### WHAT YOU SHOULD DO:
Copy out every line exactly, passing over the pictures.

_ _ _ _ _ _ _

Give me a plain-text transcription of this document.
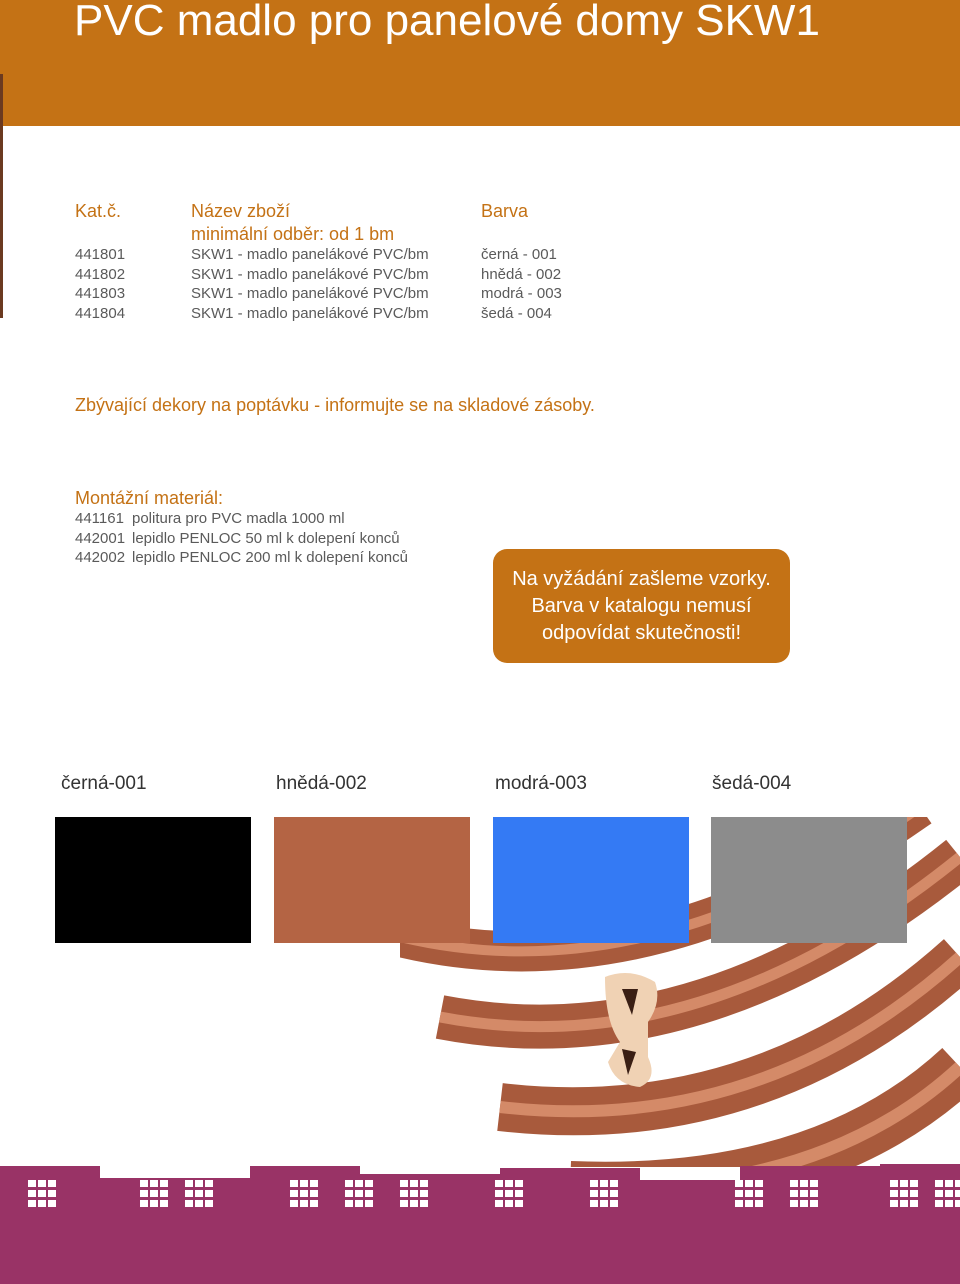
PVC madlo pro panelové domy SKW1
Kat.č.	Název zboží	Barva
minimální odběr: od 1 bm
441801	SKW1 - madlo panelákové PVC/bm	černá - 001
441802	SKW1 - madlo panelákové PVC/bm	hnědá - 002
441803	SKW1 - madlo panelákové PVC/bm	modrá - 003
441804	SKW1 - madlo panelákové PVC/bm	šedá - 004
Zbývající dekory na poptávku - informujte se na skladové zásoby.
Montážní materiál:
441161 politura pro PVC madla 1000 ml
442001 lepidlo PENLOC 50 ml k dolepení konců
442002 lepidlo PENLOC 200 ml k dolepení konců
Na vyžádání zašleme vzorky.
Barva v katalogu nemusí
odpovídat skutečnosti!
černá-001	hnědá-002	modrá-003	šedá-004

_ _ _ _ _ _ _

### COMPLETE RESPONSE:
Give me a plain-text transcription of this document.
PVC madlo pro panelové domy SKW1
Kat.č.	Název zboží	Barva
minimální odběr: od 1 bm
441801	SKW1 - madlo panelákové PVC/bm	černá - 001
441802	SKW1 - madlo panelákové PVC/bm	hnědá - 002
441803	SKW1 - madlo panelákové PVC/bm	modrá - 003
441804	SKW1 - madlo panelákové PVC/bm	šedá - 004
Zbývající dekory na poptávku - informujte se na skladové zásoby.
Montážní materiál:
441161 politura pro PVC madla 1000 ml
442001 lepidlo PENLOC 50 ml k dolepení konců
442002 lepidlo PENLOC 200 ml k dolepení konců
Na vyžádání zašleme vzorky.
Barva v katalogu nemusí
odpovídat skutečnosti!
černá-001	hnědá-002	modrá-003	šedá-004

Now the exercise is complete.